BEGIN MATERIAL SUPPLIED

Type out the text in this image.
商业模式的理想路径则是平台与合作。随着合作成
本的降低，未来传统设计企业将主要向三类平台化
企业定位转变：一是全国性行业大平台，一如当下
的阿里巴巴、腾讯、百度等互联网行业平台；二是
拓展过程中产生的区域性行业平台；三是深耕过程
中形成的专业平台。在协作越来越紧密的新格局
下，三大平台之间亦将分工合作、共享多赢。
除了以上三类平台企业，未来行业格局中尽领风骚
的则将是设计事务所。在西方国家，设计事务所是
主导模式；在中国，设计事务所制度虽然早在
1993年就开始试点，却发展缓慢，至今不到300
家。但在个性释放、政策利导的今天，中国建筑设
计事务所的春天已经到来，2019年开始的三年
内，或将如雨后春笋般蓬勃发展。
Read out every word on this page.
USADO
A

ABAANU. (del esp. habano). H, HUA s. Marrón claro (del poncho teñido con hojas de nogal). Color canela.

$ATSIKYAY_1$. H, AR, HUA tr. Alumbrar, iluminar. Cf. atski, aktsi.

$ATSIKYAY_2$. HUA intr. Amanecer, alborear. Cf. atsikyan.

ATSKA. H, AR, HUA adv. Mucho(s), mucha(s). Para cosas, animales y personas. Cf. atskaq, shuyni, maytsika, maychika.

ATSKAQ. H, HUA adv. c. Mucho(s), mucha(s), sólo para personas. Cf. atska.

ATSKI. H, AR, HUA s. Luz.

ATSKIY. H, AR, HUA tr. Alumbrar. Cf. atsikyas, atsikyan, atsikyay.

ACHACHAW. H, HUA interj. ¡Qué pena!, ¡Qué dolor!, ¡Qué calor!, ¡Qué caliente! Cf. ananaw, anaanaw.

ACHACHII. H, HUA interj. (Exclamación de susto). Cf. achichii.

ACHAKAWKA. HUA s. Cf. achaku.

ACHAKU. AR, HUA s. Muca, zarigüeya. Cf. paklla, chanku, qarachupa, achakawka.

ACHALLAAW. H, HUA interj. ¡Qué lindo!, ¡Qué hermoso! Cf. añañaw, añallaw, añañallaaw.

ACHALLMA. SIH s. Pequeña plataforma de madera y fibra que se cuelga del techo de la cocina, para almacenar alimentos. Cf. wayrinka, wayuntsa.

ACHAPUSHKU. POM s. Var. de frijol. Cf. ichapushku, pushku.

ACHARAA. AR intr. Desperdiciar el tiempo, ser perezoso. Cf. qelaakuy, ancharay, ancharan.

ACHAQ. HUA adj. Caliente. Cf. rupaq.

END MATERIAL SUPPLIED

#### [DIRECTIONS]
Pull out every line in the data above that has the word "atsikyan".

#### [OUTPUT BELOW]
$ATSIKYAY_2$. HUA intr. Amanecer, alborear. Cf. atsikyan.
ATSKIY. H, AR, HUA tr. Alumbrar. Cf. atsikyas, atsikyan, atsikyay.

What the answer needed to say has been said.